--- DATA SUPPLIED ---

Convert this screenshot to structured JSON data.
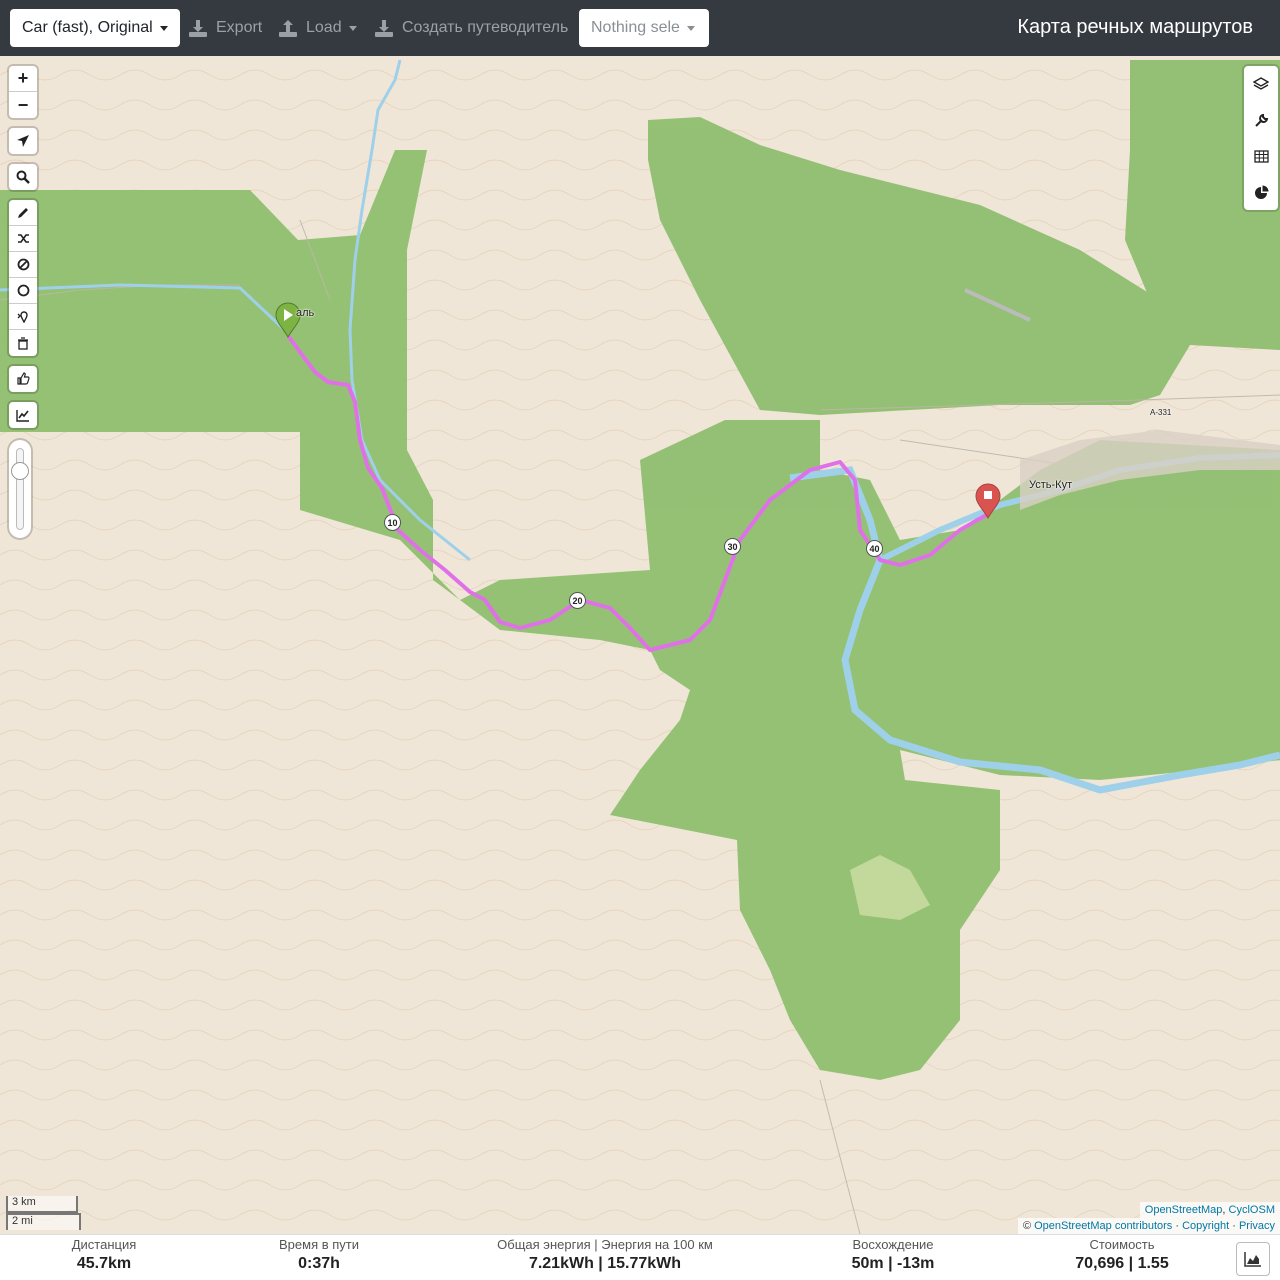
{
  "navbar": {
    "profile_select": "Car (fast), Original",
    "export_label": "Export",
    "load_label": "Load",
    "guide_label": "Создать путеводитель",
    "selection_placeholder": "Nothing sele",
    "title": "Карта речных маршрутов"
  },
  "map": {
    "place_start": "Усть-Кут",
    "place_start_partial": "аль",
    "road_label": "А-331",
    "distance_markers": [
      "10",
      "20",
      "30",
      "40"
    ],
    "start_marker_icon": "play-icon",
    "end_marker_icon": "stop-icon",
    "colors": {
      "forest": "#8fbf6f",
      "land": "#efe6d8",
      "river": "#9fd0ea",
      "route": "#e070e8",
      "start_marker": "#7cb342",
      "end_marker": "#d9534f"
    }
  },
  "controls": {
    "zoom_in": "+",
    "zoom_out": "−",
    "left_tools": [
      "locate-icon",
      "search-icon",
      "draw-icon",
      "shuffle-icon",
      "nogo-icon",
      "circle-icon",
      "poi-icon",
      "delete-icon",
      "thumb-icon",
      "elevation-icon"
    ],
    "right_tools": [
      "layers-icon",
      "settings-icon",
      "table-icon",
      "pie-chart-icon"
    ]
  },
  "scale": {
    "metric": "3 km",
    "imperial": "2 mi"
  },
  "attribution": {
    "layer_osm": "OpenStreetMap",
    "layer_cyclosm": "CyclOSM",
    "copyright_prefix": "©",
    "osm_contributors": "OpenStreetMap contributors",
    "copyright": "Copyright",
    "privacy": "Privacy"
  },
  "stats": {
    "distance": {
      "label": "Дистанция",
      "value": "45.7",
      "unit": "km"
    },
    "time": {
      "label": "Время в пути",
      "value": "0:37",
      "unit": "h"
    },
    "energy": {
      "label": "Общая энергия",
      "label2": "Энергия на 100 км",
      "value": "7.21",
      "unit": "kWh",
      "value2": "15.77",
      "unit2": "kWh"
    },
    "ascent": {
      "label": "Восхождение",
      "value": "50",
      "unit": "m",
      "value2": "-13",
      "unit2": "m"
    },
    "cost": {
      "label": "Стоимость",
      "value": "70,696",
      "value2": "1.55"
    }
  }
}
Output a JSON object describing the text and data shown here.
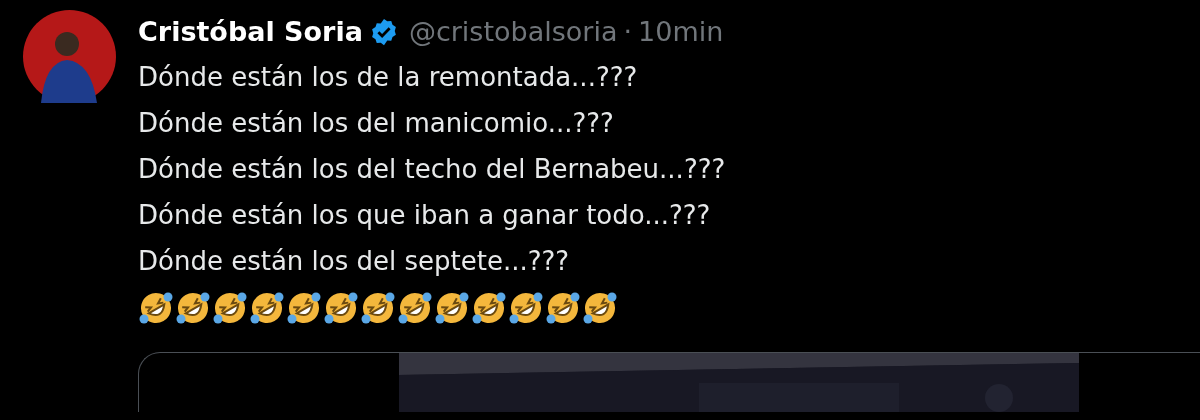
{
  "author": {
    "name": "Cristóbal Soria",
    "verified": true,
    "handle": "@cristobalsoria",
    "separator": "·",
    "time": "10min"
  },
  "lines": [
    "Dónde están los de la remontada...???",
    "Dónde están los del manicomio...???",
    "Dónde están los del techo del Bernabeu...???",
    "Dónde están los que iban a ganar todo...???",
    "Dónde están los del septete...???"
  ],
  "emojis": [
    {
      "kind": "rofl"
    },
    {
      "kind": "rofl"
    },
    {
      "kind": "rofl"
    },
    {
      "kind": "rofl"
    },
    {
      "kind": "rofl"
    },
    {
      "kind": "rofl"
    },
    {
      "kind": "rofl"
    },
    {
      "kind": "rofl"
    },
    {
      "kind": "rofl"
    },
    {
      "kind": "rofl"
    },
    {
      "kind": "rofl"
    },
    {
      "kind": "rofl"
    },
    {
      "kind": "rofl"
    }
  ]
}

---

▶ _SET PROBLEM_
Make an exact copy of the whole listing, but don't bring over any pictures.

▶ _RESULT FOR THIS EXERCISE_
Convert this screenshot to structured JSON data.
{
  "navbar": {
    "profile_select": "Car (fast), Original",
    "export_label": "Export",
    "load_label": "Load",
    "guide_label": "Создать путеводитель",
    "selection_placeholder": "Nothing sele",
    "title": "Карта речных маршрутов"
  },
  "map": {
    "place_start": "Усть-Кут",
    "place_start_partial": "аль",
    "road_label": "А-331",
    "distance_markers": [
      "10",
      "20",
      "30",
      "40"
    ],
    "start_marker_icon": "play-icon",
    "end_marker_icon": "stop-icon",
    "colors": {
      "forest": "#8fbf6f",
      "land": "#efe6d8",
      "river": "#9fd0ea",
      "route": "#e070e8",
      "start_marker": "#7cb342",
      "end_marker": "#d9534f"
    }
  },
  "controls": {
    "zoom_in": "+",
    "zoom_out": "−",
    "left_tools": [
      "locate-icon",
      "search-icon",
      "draw-icon",
      "shuffle-icon",
      "nogo-icon",
      "circle-icon",
      "poi-icon",
      "delete-icon",
      "thumb-icon",
      "elevation-icon"
    ],
    "right_tools": [
      "layers-icon",
      "settings-icon",
      "table-icon",
      "pie-chart-icon"
    ]
  },
  "scale": {
    "metric": "3 km",
    "imperial": "2 mi"
  },
  "attribution": {
    "layer_osm": "OpenStreetMap",
    "layer_cyclosm": "CyclOSM",
    "copyright_prefix": "©",
    "osm_contributors": "OpenStreetMap contributors",
    "copyright": "Copyright",
    "privacy": "Privacy"
  },
  "stats": {
    "distance": {
      "label": "Дистанция",
      "value": "45.7",
      "unit": "km"
    },
    "time": {
      "label": "Время в пути",
      "value": "0:37",
      "unit": "h"
    },
    "energy": {
      "label": "Общая энергия",
      "label2": "Энергия на 100 км",
      "value": "7.21",
      "unit": "kWh",
      "value2": "15.77",
      "unit2": "kWh"
    },
    "ascent": {
      "label": "Восхождение",
      "value": "50",
      "unit": "m",
      "value2": "-13",
      "unit2": "m"
    },
    "cost": {
      "label": "Стоимость",
      "value": "70,696",
      "value2": "1.55"
    }
  }
}
Output a JSON object describing the text and data shown here.
{
  "author": {
    "name": "Cristóbal Soria",
    "verified": true,
    "handle": "@cristobalsoria",
    "separator": "·",
    "time": "10min"
  },
  "lines": [
    "Dónde están los de la remontada...???",
    "Dónde están los del manicomio...???",
    "Dónde están los del techo del Bernabeu...???",
    "Dónde están los que iban a ganar todo...???",
    "Dónde están los del septete...???"
  ],
  "emojis": [
    {
      "kind": "rofl"
    },
    {
      "kind": "rofl"
    },
    {
      "kind": "rofl"
    },
    {
      "kind": "rofl"
    },
    {
      "kind": "rofl"
    },
    {
      "kind": "rofl"
    },
    {
      "kind": "rofl"
    },
    {
      "kind": "rofl"
    },
    {
      "kind": "rofl"
    },
    {
      "kind": "rofl"
    },
    {
      "kind": "rofl"
    },
    {
      "kind": "rofl"
    },
    {
      "kind": "rofl"
    }
  ]
}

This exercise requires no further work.